>> START EXTRACTED RECORDS

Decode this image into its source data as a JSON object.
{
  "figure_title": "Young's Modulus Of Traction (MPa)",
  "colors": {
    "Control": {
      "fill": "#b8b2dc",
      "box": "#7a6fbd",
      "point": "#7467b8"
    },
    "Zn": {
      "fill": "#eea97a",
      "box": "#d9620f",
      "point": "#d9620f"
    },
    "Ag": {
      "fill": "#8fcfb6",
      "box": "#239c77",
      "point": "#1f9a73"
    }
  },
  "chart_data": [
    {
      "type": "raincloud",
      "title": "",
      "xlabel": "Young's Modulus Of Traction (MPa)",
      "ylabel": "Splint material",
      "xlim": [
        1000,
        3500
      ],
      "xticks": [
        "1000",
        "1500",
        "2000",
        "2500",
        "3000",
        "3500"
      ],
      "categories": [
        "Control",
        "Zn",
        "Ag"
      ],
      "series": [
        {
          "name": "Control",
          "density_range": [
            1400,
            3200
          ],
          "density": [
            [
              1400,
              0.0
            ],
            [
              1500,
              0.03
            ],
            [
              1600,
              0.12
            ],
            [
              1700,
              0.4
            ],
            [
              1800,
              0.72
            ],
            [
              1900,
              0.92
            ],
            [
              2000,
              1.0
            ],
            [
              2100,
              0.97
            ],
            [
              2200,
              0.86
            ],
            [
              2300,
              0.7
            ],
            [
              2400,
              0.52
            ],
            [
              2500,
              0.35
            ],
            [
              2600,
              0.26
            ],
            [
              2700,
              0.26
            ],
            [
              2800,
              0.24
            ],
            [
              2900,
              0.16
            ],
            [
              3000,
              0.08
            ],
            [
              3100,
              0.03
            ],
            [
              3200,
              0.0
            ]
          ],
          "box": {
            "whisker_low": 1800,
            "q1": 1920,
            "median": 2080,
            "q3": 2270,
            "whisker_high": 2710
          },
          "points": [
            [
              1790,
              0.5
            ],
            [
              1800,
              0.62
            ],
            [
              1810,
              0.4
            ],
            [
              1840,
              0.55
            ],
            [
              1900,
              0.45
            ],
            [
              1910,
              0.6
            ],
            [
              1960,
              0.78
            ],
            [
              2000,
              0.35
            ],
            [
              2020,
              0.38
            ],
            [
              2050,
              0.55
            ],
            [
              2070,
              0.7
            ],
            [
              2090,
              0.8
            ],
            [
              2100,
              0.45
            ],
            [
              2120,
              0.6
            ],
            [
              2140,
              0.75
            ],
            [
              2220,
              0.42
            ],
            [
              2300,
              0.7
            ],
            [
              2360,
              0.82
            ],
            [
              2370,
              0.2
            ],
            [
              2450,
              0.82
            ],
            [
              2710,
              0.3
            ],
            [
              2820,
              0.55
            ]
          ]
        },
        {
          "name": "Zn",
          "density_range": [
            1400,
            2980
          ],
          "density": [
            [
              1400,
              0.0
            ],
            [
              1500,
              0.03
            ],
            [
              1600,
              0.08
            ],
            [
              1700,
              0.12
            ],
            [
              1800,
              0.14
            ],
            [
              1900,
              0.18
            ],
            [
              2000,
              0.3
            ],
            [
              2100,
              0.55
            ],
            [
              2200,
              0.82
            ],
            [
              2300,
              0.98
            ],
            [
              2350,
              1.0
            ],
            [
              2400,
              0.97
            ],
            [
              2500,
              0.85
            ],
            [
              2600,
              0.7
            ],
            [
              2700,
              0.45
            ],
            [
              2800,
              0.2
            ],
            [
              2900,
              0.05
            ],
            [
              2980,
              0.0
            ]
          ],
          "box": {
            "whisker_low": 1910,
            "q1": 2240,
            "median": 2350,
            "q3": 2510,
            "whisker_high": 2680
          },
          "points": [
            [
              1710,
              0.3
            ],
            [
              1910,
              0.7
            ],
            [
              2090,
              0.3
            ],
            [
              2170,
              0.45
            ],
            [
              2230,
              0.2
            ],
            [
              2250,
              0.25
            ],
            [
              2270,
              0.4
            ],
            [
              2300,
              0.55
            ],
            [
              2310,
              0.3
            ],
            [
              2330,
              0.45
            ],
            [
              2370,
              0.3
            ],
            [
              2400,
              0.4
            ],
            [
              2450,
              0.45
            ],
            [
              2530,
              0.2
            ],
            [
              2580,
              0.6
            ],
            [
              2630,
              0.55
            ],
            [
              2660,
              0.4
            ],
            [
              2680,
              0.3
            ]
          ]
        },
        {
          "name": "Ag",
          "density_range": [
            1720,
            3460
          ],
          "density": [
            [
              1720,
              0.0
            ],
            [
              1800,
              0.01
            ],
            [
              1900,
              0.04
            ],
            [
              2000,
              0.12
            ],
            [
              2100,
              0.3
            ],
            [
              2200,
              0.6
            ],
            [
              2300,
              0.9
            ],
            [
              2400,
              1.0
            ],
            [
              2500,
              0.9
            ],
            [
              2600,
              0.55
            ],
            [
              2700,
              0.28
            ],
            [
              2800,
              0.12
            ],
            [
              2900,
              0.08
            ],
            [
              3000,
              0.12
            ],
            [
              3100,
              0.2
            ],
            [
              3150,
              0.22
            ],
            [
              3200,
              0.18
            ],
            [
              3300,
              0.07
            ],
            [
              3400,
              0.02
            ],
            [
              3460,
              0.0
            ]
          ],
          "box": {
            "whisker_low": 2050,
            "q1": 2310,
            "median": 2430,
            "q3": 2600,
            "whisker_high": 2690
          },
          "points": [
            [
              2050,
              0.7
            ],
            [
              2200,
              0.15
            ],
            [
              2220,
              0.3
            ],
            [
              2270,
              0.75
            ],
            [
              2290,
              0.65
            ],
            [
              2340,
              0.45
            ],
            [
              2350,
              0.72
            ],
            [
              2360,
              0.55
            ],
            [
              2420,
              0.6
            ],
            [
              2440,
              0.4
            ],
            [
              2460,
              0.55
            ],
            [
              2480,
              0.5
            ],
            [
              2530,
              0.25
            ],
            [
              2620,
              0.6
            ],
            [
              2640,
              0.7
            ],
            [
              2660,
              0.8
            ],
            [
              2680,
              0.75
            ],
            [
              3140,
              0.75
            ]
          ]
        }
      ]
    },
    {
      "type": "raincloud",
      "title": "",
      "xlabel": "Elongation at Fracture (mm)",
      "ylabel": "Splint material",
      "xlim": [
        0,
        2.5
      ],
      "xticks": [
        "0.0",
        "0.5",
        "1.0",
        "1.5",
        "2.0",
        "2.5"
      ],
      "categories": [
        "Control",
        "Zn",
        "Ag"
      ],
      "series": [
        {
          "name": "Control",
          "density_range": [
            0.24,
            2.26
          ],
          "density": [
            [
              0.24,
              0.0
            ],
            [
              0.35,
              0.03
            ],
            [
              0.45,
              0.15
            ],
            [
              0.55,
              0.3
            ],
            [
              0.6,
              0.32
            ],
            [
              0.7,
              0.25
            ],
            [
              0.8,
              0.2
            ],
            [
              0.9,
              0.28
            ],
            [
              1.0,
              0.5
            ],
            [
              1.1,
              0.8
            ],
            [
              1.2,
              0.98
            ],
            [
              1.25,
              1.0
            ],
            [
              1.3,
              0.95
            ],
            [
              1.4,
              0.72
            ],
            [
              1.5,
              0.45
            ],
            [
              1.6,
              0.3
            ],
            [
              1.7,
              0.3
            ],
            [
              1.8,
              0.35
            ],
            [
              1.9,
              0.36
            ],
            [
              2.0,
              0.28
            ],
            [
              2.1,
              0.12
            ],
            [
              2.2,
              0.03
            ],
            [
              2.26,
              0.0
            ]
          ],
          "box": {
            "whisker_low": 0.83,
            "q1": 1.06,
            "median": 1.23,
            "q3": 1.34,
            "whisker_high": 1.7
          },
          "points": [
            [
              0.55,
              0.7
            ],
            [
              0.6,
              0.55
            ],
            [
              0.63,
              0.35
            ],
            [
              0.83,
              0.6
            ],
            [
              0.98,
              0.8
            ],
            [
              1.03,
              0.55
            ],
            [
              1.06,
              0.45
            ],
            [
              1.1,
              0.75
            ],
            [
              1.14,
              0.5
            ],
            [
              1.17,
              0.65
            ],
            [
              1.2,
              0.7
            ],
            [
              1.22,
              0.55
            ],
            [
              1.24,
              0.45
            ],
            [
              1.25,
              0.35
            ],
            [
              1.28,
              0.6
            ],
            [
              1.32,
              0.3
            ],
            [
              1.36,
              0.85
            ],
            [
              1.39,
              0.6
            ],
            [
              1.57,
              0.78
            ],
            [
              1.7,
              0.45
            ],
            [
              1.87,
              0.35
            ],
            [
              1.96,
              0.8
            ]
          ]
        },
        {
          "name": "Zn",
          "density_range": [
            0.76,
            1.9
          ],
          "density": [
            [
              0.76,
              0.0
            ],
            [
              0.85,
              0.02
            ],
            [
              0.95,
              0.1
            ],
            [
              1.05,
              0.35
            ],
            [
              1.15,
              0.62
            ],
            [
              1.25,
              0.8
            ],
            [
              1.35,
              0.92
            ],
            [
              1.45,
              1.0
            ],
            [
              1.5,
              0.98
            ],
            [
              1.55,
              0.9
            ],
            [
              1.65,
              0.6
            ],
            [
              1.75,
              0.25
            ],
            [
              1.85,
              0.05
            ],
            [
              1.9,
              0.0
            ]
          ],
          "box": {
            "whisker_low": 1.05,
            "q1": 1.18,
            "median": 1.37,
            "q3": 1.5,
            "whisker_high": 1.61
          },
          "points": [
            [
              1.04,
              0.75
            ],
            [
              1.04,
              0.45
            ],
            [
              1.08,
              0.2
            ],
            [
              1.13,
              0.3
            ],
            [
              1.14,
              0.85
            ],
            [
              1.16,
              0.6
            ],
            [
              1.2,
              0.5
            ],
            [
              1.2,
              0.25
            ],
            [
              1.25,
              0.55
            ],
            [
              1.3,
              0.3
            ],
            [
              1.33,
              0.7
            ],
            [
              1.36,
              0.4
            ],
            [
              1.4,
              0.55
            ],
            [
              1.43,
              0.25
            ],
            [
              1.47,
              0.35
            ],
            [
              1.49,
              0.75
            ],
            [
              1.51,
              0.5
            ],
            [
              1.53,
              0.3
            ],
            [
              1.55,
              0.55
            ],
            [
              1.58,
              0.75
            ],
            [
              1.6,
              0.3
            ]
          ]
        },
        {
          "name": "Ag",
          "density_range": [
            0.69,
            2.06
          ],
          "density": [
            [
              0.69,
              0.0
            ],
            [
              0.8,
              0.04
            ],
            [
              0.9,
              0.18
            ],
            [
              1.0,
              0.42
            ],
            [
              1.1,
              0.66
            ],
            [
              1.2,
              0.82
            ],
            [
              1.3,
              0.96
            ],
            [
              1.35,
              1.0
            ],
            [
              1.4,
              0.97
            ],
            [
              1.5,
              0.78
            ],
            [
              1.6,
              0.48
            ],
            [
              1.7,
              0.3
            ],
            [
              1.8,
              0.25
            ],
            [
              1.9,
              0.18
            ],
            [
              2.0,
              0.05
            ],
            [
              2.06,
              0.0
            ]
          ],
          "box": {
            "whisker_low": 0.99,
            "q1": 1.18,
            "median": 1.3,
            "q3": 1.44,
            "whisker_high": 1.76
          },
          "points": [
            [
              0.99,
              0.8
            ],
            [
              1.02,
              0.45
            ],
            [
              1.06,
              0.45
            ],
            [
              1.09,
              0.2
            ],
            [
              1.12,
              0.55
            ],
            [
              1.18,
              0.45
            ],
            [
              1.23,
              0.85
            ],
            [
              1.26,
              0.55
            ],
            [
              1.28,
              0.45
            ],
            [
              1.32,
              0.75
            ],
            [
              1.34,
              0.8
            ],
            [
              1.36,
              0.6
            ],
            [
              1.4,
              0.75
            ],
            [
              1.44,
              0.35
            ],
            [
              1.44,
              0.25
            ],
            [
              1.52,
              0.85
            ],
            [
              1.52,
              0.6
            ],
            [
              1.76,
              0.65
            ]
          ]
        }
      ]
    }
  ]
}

>> END EXTRACTED RECORDS

Return every line above in which the string "fill" occurs.

      "fill": "#b8b2dc",
      "fill": "#eea97a",
      "fill": "#8fcfb6",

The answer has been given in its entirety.